BEGIN ENTRIES
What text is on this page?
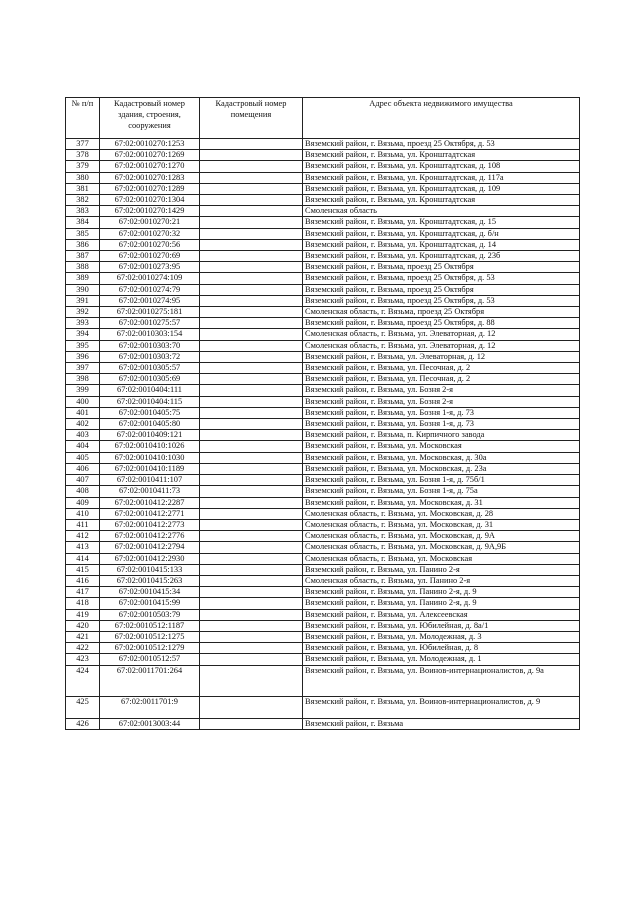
№ п/п	Кадастровый номер здания, строения, сооружения	Кадастровый номер помещения	Адрес объекта недвижимого имущества
377	67:02:0010270:1253		Вяземский район, г. Вязьма, проезд 25 Октября, д. 53
378	67:02:0010270:1269		Вяземский район, г. Вязьма, ул. Кронштадтская
379	67:02:0010270:1270		Вяземский район, г. Вязьма, ул. Кронштадтская, д. 108
380	67:02:0010270:1283		Вяземский район, г. Вязьма, ул. Кронштадтская, д. 117а
381	67:02:0010270:1289		Вяземский район, г. Вязьма, ул. Кронштадтская, д. 109
382	67:02:0010270:1304		Вяземский район, г. Вязьма, ул. Кронштадтская
383	67:02:0010270:1429		Смоленская область
384	67:02:0010270:21		Вяземский район, г. Вязьма, ул. Кронштадтская, д. 15
385	67:02:0010270:32		Вяземский район, г. Вязьма, ул. Кронштадтская, д. б/н
386	67:02:0010270:56		Вяземский район, г. Вязьма, ул. Кронштадтская, д. 14
387	67:02:0010270:69		Вяземский район, г. Вязьма, ул. Кронштадтская, д. 23б
388	67:02:0010273:95		Вяземский район, г. Вязьма, проезд 25 Октября
389	67:02:0010274:109		Вяземский район, г. Вязьма, проезд 25 Октября, д. 53
390	67:02:0010274:79		Вяземский район, г. Вязьма, проезд 25 Октября
391	67:02:0010274:95		Вяземский район, г. Вязьма, проезд 25 Октября, д. 53
392	67:02:0010275:181		Смоленская область, г. Вязьма, проезд 25 Октября
393	67:02:0010275:57		Вяземский район, г. Вязьма, проезд 25 Октября, д. 88
394	67:02:0010303:154		Смоленская область, г. Вязьма, ул. Элеваторная, д. 12
395	67:02:0010303:70		Смоленская область, г. Вязьма, ул. Элеваторная, д. 12
396	67:02:0010303:72		Вяземский район, г. Вязьма, ул. Элеваторная, д. 12
397	67:02:0010305:57		Вяземский район, г. Вязьма, ул. Песочная, д. 2
398	67:02:0010305:69		Вяземский район, г. Вязьма, ул. Песочная, д. 2
399	67:02:0010404:111		Вяземский район, г. Вязьма, ул. Бозня 2-я
400	67:02:0010404:115		Вяземский район, г. Вязьма, ул. Бозня 2-я
401	67:02:0010405:75		Вяземский район, г. Вязьма, ул. Бозня 1-я, д. 73
402	67:02:0010405:80		Вяземский район, г. Вязьма, ул. Бозня 1-я, д. 73
403	67:02:0010409:121		Вяземский район, г. Вязьма, п. Кирпичного завода
404	67:02:0010410:1026		Вяземский район, г. Вязьма, ул. Московская
405	67:02:0010410:1030		Вяземский район, г. Вязьма, ул. Московская, д. 30а
406	67:02:0010410:1189		Вяземский район, г. Вязьма, ул. Московская, д. 23а
407	67:02:0010411:107		Вяземский район, г. Вязьма, ул. Бозня 1-я, д. 75б/1
408	67:02:0010411:73		Вяземский район, г. Вязьма, ул. Бозня 1-я, д. 75а
409	67:02:0010412:2287		Вяземский район, г. Вязьма, ул. Московская, д. 31
410	67:02:0010412:2771		Смоленская область, г. Вязьма, ул. Московская, д. 28
411	67:02:0010412:2773		Смоленская область, г. Вязьма, ул. Московская, д. 31
412	67:02:0010412:2776		Смоленская область, г. Вязьма, ул. Московская, д. 9А
413	67:02:0010412:2794		Смоленская область, г. Вязьма, ул. Московская, д. 9А,9Б
414	67:02:0010412:2930		Смоленская область, г. Вязьма, ул. Московская
415	67:02:0010415:133		Вяземский район, г. Вязьма, ул. Панино 2-я
416	67:02:0010415:263		Смоленская область, г. Вязьма, ул. Панино 2-я
417	67:02:0010415:34		Вяземский район, г. Вязьма, ул. Панино 2-я, д. 9
418	67:02:0010415:99		Вяземский район, г. Вязьма, ул. Панино 2-я, д. 9
419	67:02:0010503:79		Вяземский район, г. Вязьма, ул. Алексеевская
420	67:02:0010512:1187		Вяземский район, г. Вязьма, ул. Юбилейная, д. 8а/1
421	67:02:0010512:1275		Вяземский район, г. Вязьма, ул. Молодежная, д. 3
422	67:02:0010512:1279		Вяземский район, г. Вязьма, ул. Юбилейная, д. 8
423	67:02:0010512:57		Вяземский район, г. Вязьма, ул. Молодежная, д. 1
424	67:02:0011701:264		Вяземский район, г. Вязьма, ул. Воинов-интернационалистов, д. 9а
425	67:02:0011701:9		Вяземский район, г. Вязьма, ул. Воинов-интернационалистов, д. 9
426	67:02:0013003:44		Вяземский район, г. Вязьма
END ENTRIES
SET TASK
Skip the pictures, then retype every line above exactly.

RESPONSE TO THE TASK
What text is on this page?
№ п/п	Кадастровый номер здания, строения, сооружения	Кадастровый номер помещения	Адрес объекта недвижимого имущества
377	67:02:0010270:1253		Вяземский район, г. Вязьма, проезд 25 Октября, д. 53
378	67:02:0010270:1269		Вяземский район, г. Вязьма, ул. Кронштадтская
379	67:02:0010270:1270		Вяземский район, г. Вязьма, ул. Кронштадтская, д. 108
380	67:02:0010270:1283		Вяземский район, г. Вязьма, ул. Кронштадтская, д. 117а
381	67:02:0010270:1289		Вяземский район, г. Вязьма, ул. Кронштадтская, д. 109
382	67:02:0010270:1304		Вяземский район, г. Вязьма, ул. Кронштадтская
383	67:02:0010270:1429		Смоленская область
384	67:02:0010270:21		Вяземский район, г. Вязьма, ул. Кронштадтская, д. 15
385	67:02:0010270:32		Вяземский район, г. Вязьма, ул. Кронштадтская, д. б/н
386	67:02:0010270:56		Вяземский район, г. Вязьма, ул. Кронштадтская, д. 14
387	67:02:0010270:69		Вяземский район, г. Вязьма, ул. Кронштадтская, д. 23б
388	67:02:0010273:95		Вяземский район, г. Вязьма, проезд 25 Октября
389	67:02:0010274:109		Вяземский район, г. Вязьма, проезд 25 Октября, д. 53
390	67:02:0010274:79		Вяземский район, г. Вязьма, проезд 25 Октября
391	67:02:0010274:95		Вяземский район, г. Вязьма, проезд 25 Октября, д. 53
392	67:02:0010275:181		Смоленская область, г. Вязьма, проезд 25 Октября
393	67:02:0010275:57		Вяземский район, г. Вязьма, проезд 25 Октября, д. 88
394	67:02:0010303:154		Смоленская область, г. Вязьма, ул. Элеваторная, д. 12
395	67:02:0010303:70		Смоленская область, г. Вязьма, ул. Элеваторная, д. 12
396	67:02:0010303:72		Вяземский район, г. Вязьма, ул. Элеваторная, д. 12
397	67:02:0010305:57		Вяземский район, г. Вязьма, ул. Песочная, д. 2
398	67:02:0010305:69		Вяземский район, г. Вязьма, ул. Песочная, д. 2
399	67:02:0010404:111		Вяземский район, г. Вязьма, ул. Бозня 2-я
400	67:02:0010404:115		Вяземский район, г. Вязьма, ул. Бозня 2-я
401	67:02:0010405:75		Вяземский район, г. Вязьма, ул. Бозня 1-я, д. 73
402	67:02:0010405:80		Вяземский район, г. Вязьма, ул. Бозня 1-я, д. 73
403	67:02:0010409:121		Вяземский район, г. Вязьма, п. Кирпичного завода
404	67:02:0010410:1026		Вяземский район, г. Вязьма, ул. Московская
405	67:02:0010410:1030		Вяземский район, г. Вязьма, ул. Московская, д. 30а
406	67:02:0010410:1189		Вяземский район, г. Вязьма, ул. Московская, д. 23а
407	67:02:0010411:107		Вяземский район, г. Вязьма, ул. Бозня 1-я, д. 75б/1
408	67:02:0010411:73		Вяземский район, г. Вязьма, ул. Бозня 1-я, д. 75а
409	67:02:0010412:2287		Вяземский район, г. Вязьма, ул. Московская, д. 31
410	67:02:0010412:2771		Смоленская область, г. Вязьма, ул. Московская, д. 28
411	67:02:0010412:2773		Смоленская область, г. Вязьма, ул. Московская, д. 31
412	67:02:0010412:2776		Смоленская область, г. Вязьма, ул. Московская, д. 9А
413	67:02:0010412:2794		Смоленская область, г. Вязьма, ул. Московская, д. 9А,9Б
414	67:02:0010412:2930		Смоленская область, г. Вязьма, ул. Московская
415	67:02:0010415:133		Вяземский район, г. Вязьма, ул. Панино 2-я
416	67:02:0010415:263		Смоленская область, г. Вязьма, ул. Панино 2-я
417	67:02:0010415:34		Вяземский район, г. Вязьма, ул. Панино 2-я, д. 9
418	67:02:0010415:99		Вяземский район, г. Вязьма, ул. Панино 2-я, д. 9
419	67:02:0010503:79		Вяземский район, г. Вязьма, ул. Алексеевская
420	67:02:0010512:1187		Вяземский район, г. Вязьма, ул. Юбилейная, д. 8а/1
421	67:02:0010512:1275		Вяземский район, г. Вязьма, ул. Молодежная, д. 3
422	67:02:0010512:1279		Вяземский район, г. Вязьма, ул. Юбилейная, д. 8
423	67:02:0010512:57		Вяземский район, г. Вязьма, ул. Молодежная, д. 1
424	67:02:0011701:264		Вяземский район, г. Вязьма, ул. Воинов-интернационалистов, д. 9а
425	67:02:0011701:9		Вяземский район, г. Вязьма, ул. Воинов-интернационалистов, д. 9
426	67:02:0013003:44		Вяземский район, г. Вязьма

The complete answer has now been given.